== Exercise data
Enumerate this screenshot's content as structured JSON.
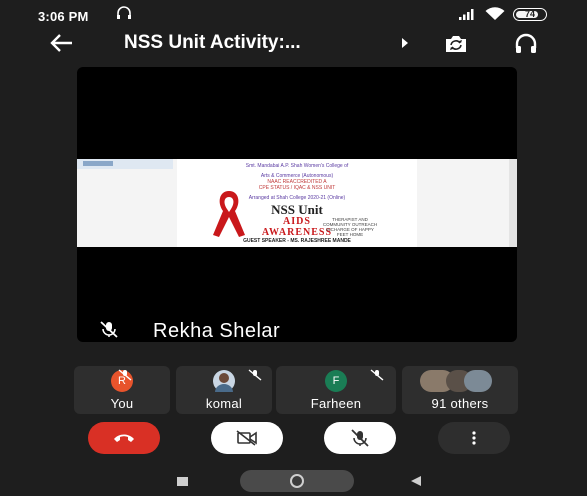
{
  "status_bar": {
    "time": "3:06 PM",
    "battery": "74",
    "icons": [
      "headset-icon",
      "signal-icon",
      "wifi-icon",
      "battery-icon"
    ]
  },
  "header": {
    "title": "NSS Unit Activity:...",
    "icons": [
      "back-arrow-icon",
      "caret-right-icon",
      "switch-camera-icon",
      "headphones-icon"
    ]
  },
  "main_video": {
    "presenter_name": "Rekha Shelar",
    "shared_screen": {
      "poster_header_line1": "Smt. Mandabai A.P. Shah Women's College of",
      "poster_header_line2": "Arts & Commerce (Autonomous)",
      "poster_header_line3": "NAAC REACCREDITED A",
      "poster_header_line4": "CPE STATUS / IQAC & NSS UNIT",
      "poster_header_line5": "Arranged at Shah College 2020-21 (Online)",
      "poster_title": "NSS Unit",
      "poster_subtitle_1": "AIDS",
      "poster_subtitle_2": "AWARENESS",
      "poster_guest": "GUEST SPEAKER - MS. RAJESHREE MANDE",
      "poster_roles": [
        "THERAPIST AND",
        "COMMUNITY OUTREACH",
        "INCHARGE OF HAPPY",
        "FEET HOME"
      ]
    }
  },
  "participants": [
    {
      "name": "You",
      "avatar": "R",
      "avatar_color": "#e8542c",
      "muted": true
    },
    {
      "name": "komal",
      "avatar": "",
      "avatar_color": "#c9d6e3",
      "muted": true
    },
    {
      "name": "Farheen",
      "avatar": "F",
      "avatar_color": "#1a7d55",
      "muted": true
    },
    {
      "name": "91 others",
      "avatar": "",
      "avatar_color": "#8a7a6a",
      "muted": false
    }
  ],
  "controls": {
    "end_call": "end-call-icon",
    "camera": "camera-off-icon",
    "mic": "mic-off-icon",
    "more": "more-vert-icon"
  },
  "colors": {
    "background": "#1e1e1e",
    "end_call": "#d93025",
    "tile": "#2e2e2e",
    "ribbon_red": "#c9181b"
  }
}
====
• **Short problem**
Make an exact reproduction of the listing above, without any pictures.

• **Complete answer**
Enumerate this screenshot's content as structured JSON.
{
  "status_bar": {
    "time": "3:06 PM",
    "battery": "74",
    "icons": [
      "headset-icon",
      "signal-icon",
      "wifi-icon",
      "battery-icon"
    ]
  },
  "header": {
    "title": "NSS Unit Activity:...",
    "icons": [
      "back-arrow-icon",
      "caret-right-icon",
      "switch-camera-icon",
      "headphones-icon"
    ]
  },
  "main_video": {
    "presenter_name": "Rekha Shelar",
    "shared_screen": {
      "poster_header_line1": "Smt. Mandabai A.P. Shah Women's College of",
      "poster_header_line2": "Arts & Commerce (Autonomous)",
      "poster_header_line3": "NAAC REACCREDITED A",
      "poster_header_line4": "CPE STATUS / IQAC & NSS UNIT",
      "poster_header_line5": "Arranged at Shah College 2020-21 (Online)",
      "poster_title": "NSS Unit",
      "poster_subtitle_1": "AIDS",
      "poster_subtitle_2": "AWARENESS",
      "poster_guest": "GUEST SPEAKER - MS. RAJESHREE MANDE",
      "poster_roles": [
        "THERAPIST AND",
        "COMMUNITY OUTREACH",
        "INCHARGE OF HAPPY",
        "FEET HOME"
      ]
    }
  },
  "participants": [
    {
      "name": "You",
      "avatar": "R",
      "avatar_color": "#e8542c",
      "muted": true
    },
    {
      "name": "komal",
      "avatar": "",
      "avatar_color": "#c9d6e3",
      "muted": true
    },
    {
      "name": "Farheen",
      "avatar": "F",
      "avatar_color": "#1a7d55",
      "muted": true
    },
    {
      "name": "91 others",
      "avatar": "",
      "avatar_color": "#8a7a6a",
      "muted": false
    }
  ],
  "controls": {
    "end_call": "end-call-icon",
    "camera": "camera-off-icon",
    "mic": "mic-off-icon",
    "more": "more-vert-icon"
  },
  "colors": {
    "background": "#1e1e1e",
    "end_call": "#d93025",
    "tile": "#2e2e2e",
    "ribbon_red": "#c9181b"
  }
}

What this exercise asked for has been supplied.